# WHAT TO WORK ON
Copy everything in the listing below word for word, apart from any images.

(Data extracted from a collection)

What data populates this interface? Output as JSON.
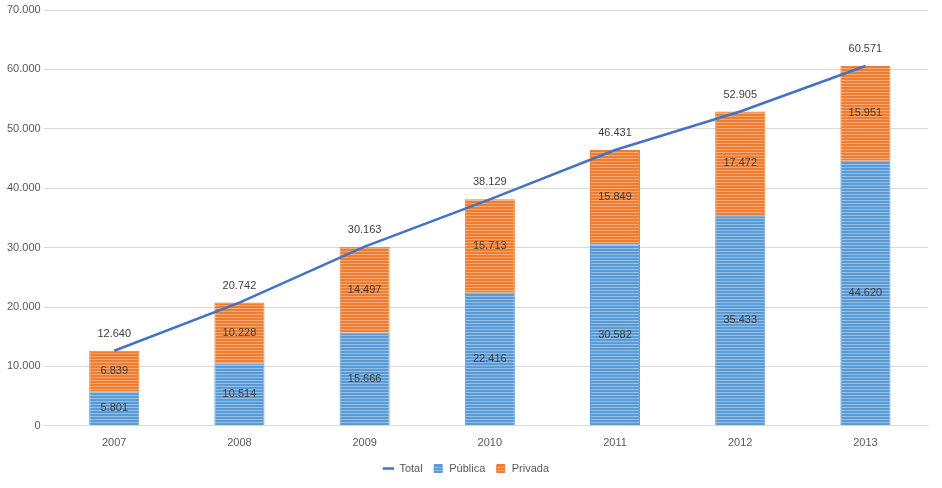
{
  "chart_data": {
    "type": "bar",
    "stacked": true,
    "grid": true,
    "legend": "bottom",
    "data_labels": true,
    "categories": [
      "2007",
      "2008",
      "2009",
      "2010",
      "2011",
      "2012",
      "2013"
    ],
    "series": [
      {
        "name": "Pública",
        "color": "#5b9bd5",
        "values": [
          5801,
          10514,
          15666,
          22416,
          30582,
          35433,
          44620
        ],
        "value_labels": [
          "5.801",
          "10.514",
          "15.666",
          "22.416",
          "30.582",
          "35.433",
          "44.620"
        ]
      },
      {
        "name": "Privada",
        "color": "#ed7d31",
        "values": [
          6839,
          10228,
          14497,
          15713,
          15849,
          17472,
          15951
        ],
        "value_labels": [
          "6.839",
          "10.228",
          "14.497",
          "15.713",
          "15.849",
          "17.472",
          "15.951"
        ]
      },
      {
        "name": "Total",
        "type": "line",
        "color": "#4472c4",
        "values": [
          12640,
          20742,
          30163,
          38129,
          46431,
          52905,
          60571
        ],
        "value_labels": [
          "12.640",
          "20.742",
          "30.163",
          "38.129",
          "46.431",
          "52.905",
          "60.571"
        ]
      }
    ],
    "ylim": [
      0,
      70000
    ],
    "yticks": [
      0,
      {
        "value": 10000,
        "label": "10.000"
      },
      {
        "value": 20000,
        "label": "20.000"
      },
      {
        "value": 30000,
        "label": "30.000"
      },
      {
        "value": 40000,
        "label": "40.000"
      },
      {
        "value": 50000,
        "label": "50.000"
      },
      {
        "value": 60000,
        "label": "60.000"
      },
      {
        "value": 70000,
        "label": "70.000"
      }
    ]
  }
}
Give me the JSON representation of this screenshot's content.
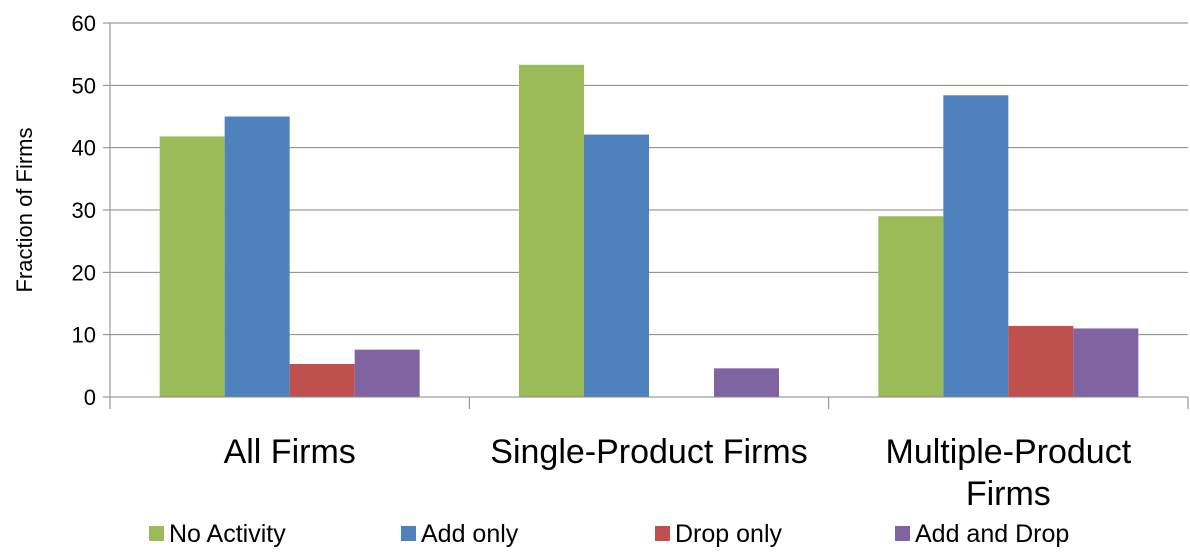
{
  "chart_data": {
    "type": "bar",
    "title": "",
    "xlabel": "",
    "ylabel": "Fraction of Firms",
    "ylim": [
      0,
      60
    ],
    "yticks": [
      0,
      10,
      20,
      30,
      40,
      50,
      60
    ],
    "grid": true,
    "legend_position": "bottom",
    "categories": [
      [
        "All Firms"
      ],
      [
        "Single-Product Firms"
      ],
      [
        "Multiple-Product",
        "Firms"
      ]
    ],
    "series": [
      {
        "name": "No Activity",
        "color": "#9BBB59",
        "values": [
          41.8,
          53.3,
          29.0
        ]
      },
      {
        "name": "Add only",
        "color": "#4F81BD",
        "values": [
          45.0,
          42.1,
          48.4
        ]
      },
      {
        "name": "Drop only",
        "color": "#C0504D",
        "values": [
          5.3,
          0,
          11.4
        ]
      },
      {
        "name": "Add and Drop",
        "color": "#8064A2",
        "values": [
          7.6,
          4.6,
          11.0
        ]
      }
    ]
  }
}
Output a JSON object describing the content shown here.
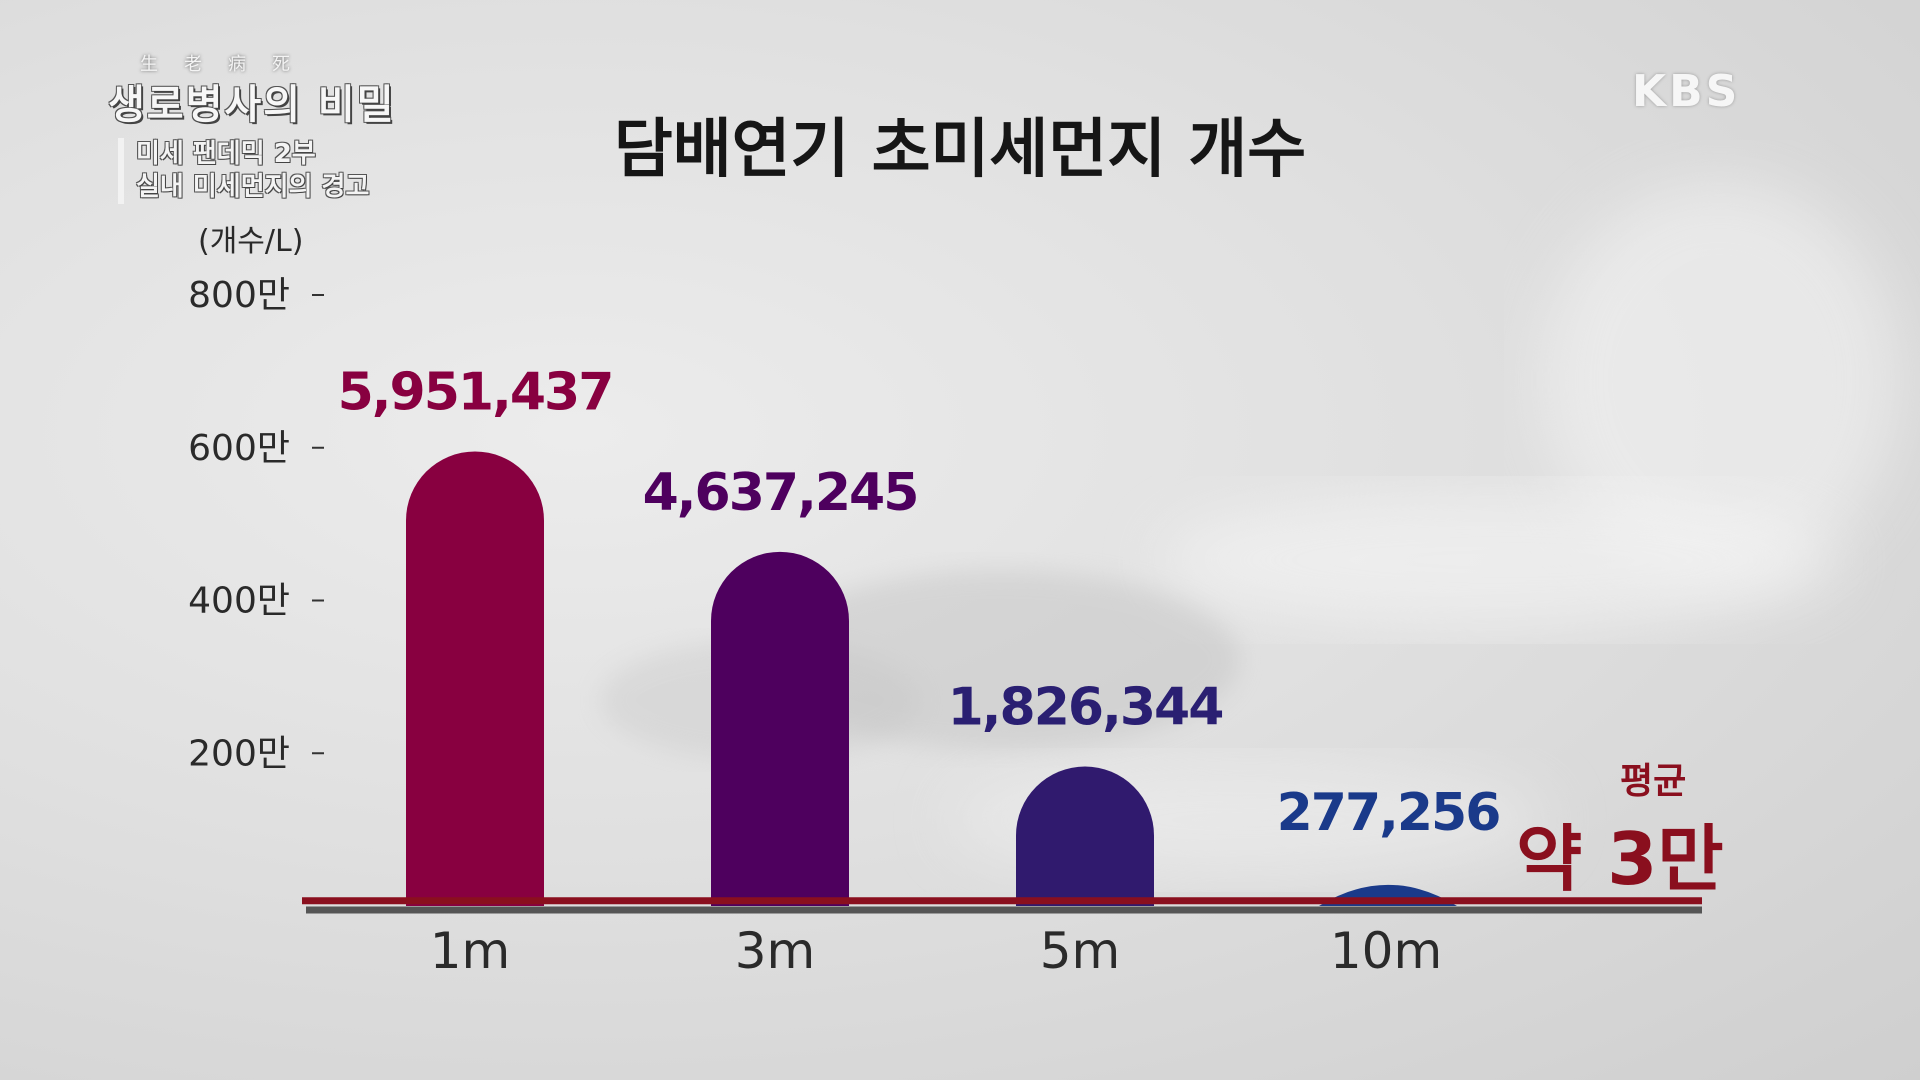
{
  "program": {
    "hanja": "生老病死",
    "title": "생로병사의 비밀",
    "episode_line1": "미세 팬데믹 2부",
    "episode_line2": "실내 미세먼지의 경고"
  },
  "broadcaster": "KBS",
  "average": {
    "label": "평균",
    "value": "약 3만",
    "color": "#8a0f1e"
  },
  "chart_data": {
    "type": "bar",
    "title": "담배연기 초미세먼지 개수",
    "ylabel": "(개수/L)",
    "xlabel": "",
    "ylim": [
      0,
      8000000
    ],
    "yticks": [
      {
        "value": 2000000,
        "label": "200만"
      },
      {
        "value": 4000000,
        "label": "400만"
      },
      {
        "value": 6000000,
        "label": "600만"
      },
      {
        "value": 8000000,
        "label": "800만"
      }
    ],
    "categories": [
      "1m",
      "3m",
      "5m",
      "10m"
    ],
    "values": [
      5951437,
      4637245,
      1826344,
      277256
    ],
    "value_labels": [
      "5,951,437",
      "4,637,245",
      "1,826,344",
      "277,256"
    ],
    "colors": [
      "#880040",
      "#4e005e",
      "#301a6e",
      "#1a3a8a"
    ],
    "reference_line": {
      "value": 30000,
      "color": "#8a0f1e"
    },
    "grid": false,
    "legend": "none"
  }
}
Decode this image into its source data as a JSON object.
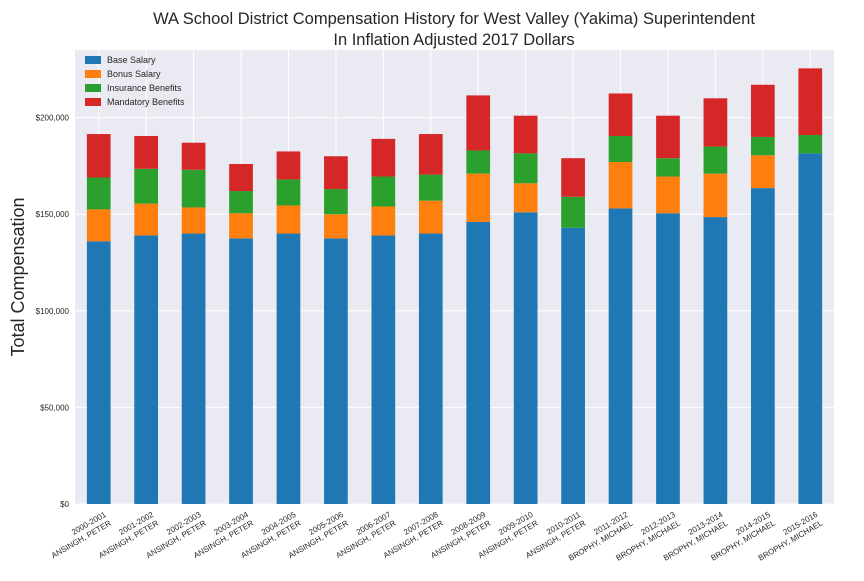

# EXERCISE RESULT
What data populates this interface? Output as JSON.
{
  "chart_data": {
    "type": "bar",
    "stacked": true,
    "grid": true,
    "legend": "bottom",
    "data_labels": true,
    "categories": [
      "2007",
      "2008",
      "2009",
      "2010",
      "2011",
      "2012",
      "2013"
    ],
    "series": [
      {
        "name": "Pública",
        "color": "#5b9bd5",
        "values": [
          5801,
          10514,
          15666,
          22416,
          30582,
          35433,
          44620
        ],
        "value_labels": [
          "5.801",
          "10.514",
          "15.666",
          "22.416",
          "30.582",
          "35.433",
          "44.620"
        ]
      },
      {
        "name": "Privada",
        "color": "#ed7d31",
        "values": [
          6839,
          10228,
          14497,
          15713,
          15849,
          17472,
          15951
        ],
        "value_labels": [
          "6.839",
          "10.228",
          "14.497",
          "15.713",
          "15.849",
          "17.472",
          "15.951"
        ]
      },
      {
        "name": "Total",
        "type": "line",
        "color": "#4472c4",
        "values": [
          12640,
          20742,
          30163,
          38129,
          46431,
          52905,
          60571
        ],
        "value_labels": [
          "12.640",
          "20.742",
          "30.163",
          "38.129",
          "46.431",
          "52.905",
          "60.571"
        ]
      }
    ],
    "ylim": [
      0,
      70000
    ],
    "yticks": [
      0,
      {
        "value": 10000,
        "label": "10.000"
      },
      {
        "value": 20000,
        "label": "20.000"
      },
      {
        "value": 30000,
        "label": "30.000"
      },
      {
        "value": 40000,
        "label": "40.000"
      },
      {
        "value": 50000,
        "label": "50.000"
      },
      {
        "value": 60000,
        "label": "60.000"
      },
      {
        "value": 70000,
        "label": "70.000"
      }
    ]
  }
}
Give me the JSON representation of this screenshot's content.
{
  "chart_data": {
    "type": "bar",
    "title": "",
    "xlabel": "",
    "ylabel": "Fraction of Firms",
    "ylim": [
      0,
      60
    ],
    "yticks": [
      0,
      10,
      20,
      30,
      40,
      50,
      60
    ],
    "grid": true,
    "legend_position": "bottom",
    "categories": [
      [
        "All Firms"
      ],
      [
        "Single-Product Firms"
      ],
      [
        "Multiple-Product",
        "Firms"
      ]
    ],
    "series": [
      {
        "name": "No Activity",
        "color": "#9BBB59",
        "values": [
          41.8,
          53.3,
          29.0
        ]
      },
      {
        "name": "Add only",
        "color": "#4F81BD",
        "values": [
          45.0,
          42.1,
          48.4
        ]
      },
      {
        "name": "Drop only",
        "color": "#C0504D",
        "values": [
          5.3,
          0,
          11.4
        ]
      },
      {
        "name": "Add and Drop",
        "color": "#8064A2",
        "values": [
          7.6,
          4.6,
          11.0
        ]
      }
    ]
  }
}
Output a JSON object describing the content shown here.
{
  "program": {
    "hanja": "生老病死",
    "title": "생로병사의 비밀",
    "episode_line1": "미세 팬데믹 2부",
    "episode_line2": "실내 미세먼지의 경고"
  },
  "broadcaster": "KBS",
  "average": {
    "label": "평균",
    "value": "약 3만",
    "color": "#8a0f1e"
  },
  "chart_data": {
    "type": "bar",
    "title": "담배연기 초미세먼지 개수",
    "ylabel": "(개수/L)",
    "xlabel": "",
    "ylim": [
      0,
      8000000
    ],
    "yticks": [
      {
        "value": 2000000,
        "label": "200만"
      },
      {
        "value": 4000000,
        "label": "400만"
      },
      {
        "value": 6000000,
        "label": "600만"
      },
      {
        "value": 8000000,
        "label": "800만"
      }
    ],
    "categories": [
      "1m",
      "3m",
      "5m",
      "10m"
    ],
    "values": [
      5951437,
      4637245,
      1826344,
      277256
    ],
    "value_labels": [
      "5,951,437",
      "4,637,245",
      "1,826,344",
      "277,256"
    ],
    "colors": [
      "#880040",
      "#4e005e",
      "#301a6e",
      "#1a3a8a"
    ],
    "reference_line": {
      "value": 30000,
      "color": "#8a0f1e"
    },
    "grid": false,
    "legend": "none"
  }
}
Decode this image into its source data as a JSON object.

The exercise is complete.